=== Aim of the exercise ===
Each entry should be quoted word for word, including every mark of punctuation.

=== Data to process ===
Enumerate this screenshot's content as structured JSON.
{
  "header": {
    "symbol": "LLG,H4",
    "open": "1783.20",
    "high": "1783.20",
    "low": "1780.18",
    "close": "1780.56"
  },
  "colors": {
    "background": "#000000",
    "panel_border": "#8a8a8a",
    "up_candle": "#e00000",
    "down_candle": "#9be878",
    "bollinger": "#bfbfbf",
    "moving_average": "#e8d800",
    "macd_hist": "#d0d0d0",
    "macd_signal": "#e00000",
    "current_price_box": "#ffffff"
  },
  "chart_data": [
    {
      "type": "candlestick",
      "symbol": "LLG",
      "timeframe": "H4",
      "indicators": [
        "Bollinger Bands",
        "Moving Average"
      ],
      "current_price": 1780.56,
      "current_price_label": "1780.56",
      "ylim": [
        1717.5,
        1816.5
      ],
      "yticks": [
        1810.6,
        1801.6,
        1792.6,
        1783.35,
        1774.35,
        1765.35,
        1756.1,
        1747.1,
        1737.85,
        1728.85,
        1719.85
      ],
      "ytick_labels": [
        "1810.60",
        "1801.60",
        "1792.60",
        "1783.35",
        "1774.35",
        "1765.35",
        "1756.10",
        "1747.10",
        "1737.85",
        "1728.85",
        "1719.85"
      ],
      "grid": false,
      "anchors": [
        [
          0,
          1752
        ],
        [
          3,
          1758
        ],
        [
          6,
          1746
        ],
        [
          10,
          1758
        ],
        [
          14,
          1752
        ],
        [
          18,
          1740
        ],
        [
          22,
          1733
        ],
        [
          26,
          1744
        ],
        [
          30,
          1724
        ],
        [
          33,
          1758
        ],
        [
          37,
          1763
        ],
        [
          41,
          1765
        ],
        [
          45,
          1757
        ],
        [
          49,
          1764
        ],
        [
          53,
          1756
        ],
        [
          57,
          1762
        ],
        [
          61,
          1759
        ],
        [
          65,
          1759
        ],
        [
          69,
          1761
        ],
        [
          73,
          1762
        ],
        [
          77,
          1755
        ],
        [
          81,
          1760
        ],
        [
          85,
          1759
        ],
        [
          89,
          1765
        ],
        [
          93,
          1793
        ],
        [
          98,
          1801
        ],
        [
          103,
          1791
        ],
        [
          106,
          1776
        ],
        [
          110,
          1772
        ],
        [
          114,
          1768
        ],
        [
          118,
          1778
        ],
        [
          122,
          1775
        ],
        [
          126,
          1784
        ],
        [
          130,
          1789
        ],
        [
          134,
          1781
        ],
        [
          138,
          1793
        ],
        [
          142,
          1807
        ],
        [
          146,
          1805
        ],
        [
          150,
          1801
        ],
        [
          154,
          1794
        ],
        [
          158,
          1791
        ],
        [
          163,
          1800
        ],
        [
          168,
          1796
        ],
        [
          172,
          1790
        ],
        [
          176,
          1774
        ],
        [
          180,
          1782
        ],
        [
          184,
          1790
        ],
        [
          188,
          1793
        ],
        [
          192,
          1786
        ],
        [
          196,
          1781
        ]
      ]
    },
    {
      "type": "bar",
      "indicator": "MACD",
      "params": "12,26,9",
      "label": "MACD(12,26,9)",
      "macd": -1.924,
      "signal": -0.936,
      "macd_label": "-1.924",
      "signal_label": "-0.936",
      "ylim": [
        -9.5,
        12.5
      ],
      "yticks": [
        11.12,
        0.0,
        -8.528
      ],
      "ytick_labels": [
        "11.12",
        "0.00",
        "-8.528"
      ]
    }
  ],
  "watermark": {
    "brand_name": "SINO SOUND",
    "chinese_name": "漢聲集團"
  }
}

=== Task output ===
Enumerate this screenshot's content as structured JSON.
{
  "header": {
    "symbol": "LLG,H4",
    "open": "1783.20",
    "high": "1783.20",
    "low": "1780.18",
    "close": "1780.56"
  },
  "colors": {
    "background": "#000000",
    "panel_border": "#8a8a8a",
    "up_candle": "#e00000",
    "down_candle": "#9be878",
    "bollinger": "#bfbfbf",
    "moving_average": "#e8d800",
    "macd_hist": "#d0d0d0",
    "macd_signal": "#e00000",
    "current_price_box": "#ffffff"
  },
  "chart_data": [
    {
      "type": "candlestick",
      "symbol": "LLG",
      "timeframe": "H4",
      "indicators": [
        "Bollinger Bands",
        "Moving Average"
      ],
      "current_price": 1780.56,
      "current_price_label": "1780.56",
      "ylim": [
        1717.5,
        1816.5
      ],
      "yticks": [
        1810.6,
        1801.6,
        1792.6,
        1783.35,
        1774.35,
        1765.35,
        1756.1,
        1747.1,
        1737.85,
        1728.85,
        1719.85
      ],
      "ytick_labels": [
        "1810.60",
        "1801.60",
        "1792.60",
        "1783.35",
        "1774.35",
        "1765.35",
        "1756.10",
        "1747.10",
        "1737.85",
        "1728.85",
        "1719.85"
      ],
      "grid": false,
      "anchors": [
        [
          0,
          1752
        ],
        [
          3,
          1758
        ],
        [
          6,
          1746
        ],
        [
          10,
          1758
        ],
        [
          14,
          1752
        ],
        [
          18,
          1740
        ],
        [
          22,
          1733
        ],
        [
          26,
          1744
        ],
        [
          30,
          1724
        ],
        [
          33,
          1758
        ],
        [
          37,
          1763
        ],
        [
          41,
          1765
        ],
        [
          45,
          1757
        ],
        [
          49,
          1764
        ],
        [
          53,
          1756
        ],
        [
          57,
          1762
        ],
        [
          61,
          1759
        ],
        [
          65,
          1759
        ],
        [
          69,
          1761
        ],
        [
          73,
          1762
        ],
        [
          77,
          1755
        ],
        [
          81,
          1760
        ],
        [
          85,
          1759
        ],
        [
          89,
          1765
        ],
        [
          93,
          1793
        ],
        [
          98,
          1801
        ],
        [
          103,
          1791
        ],
        [
          106,
          1776
        ],
        [
          110,
          1772
        ],
        [
          114,
          1768
        ],
        [
          118,
          1778
        ],
        [
          122,
          1775
        ],
        [
          126,
          1784
        ],
        [
          130,
          1789
        ],
        [
          134,
          1781
        ],
        [
          138,
          1793
        ],
        [
          142,
          1807
        ],
        [
          146,
          1805
        ],
        [
          150,
          1801
        ],
        [
          154,
          1794
        ],
        [
          158,
          1791
        ],
        [
          163,
          1800
        ],
        [
          168,
          1796
        ],
        [
          172,
          1790
        ],
        [
          176,
          1774
        ],
        [
          180,
          1782
        ],
        [
          184,
          1790
        ],
        [
          188,
          1793
        ],
        [
          192,
          1786
        ],
        [
          196,
          1781
        ]
      ]
    },
    {
      "type": "bar",
      "indicator": "MACD",
      "params": "12,26,9",
      "label": "MACD(12,26,9)",
      "macd": -1.924,
      "signal": -0.936,
      "macd_label": "-1.924",
      "signal_label": "-0.936",
      "ylim": [
        -9.5,
        12.5
      ],
      "yticks": [
        11.12,
        0.0,
        -8.528
      ],
      "ytick_labels": [
        "11.12",
        "0.00",
        "-8.528"
      ]
    }
  ],
  "watermark": {
    "brand_name": "SINO SOUND",
    "chinese_name": "漢聲集團"
  }
}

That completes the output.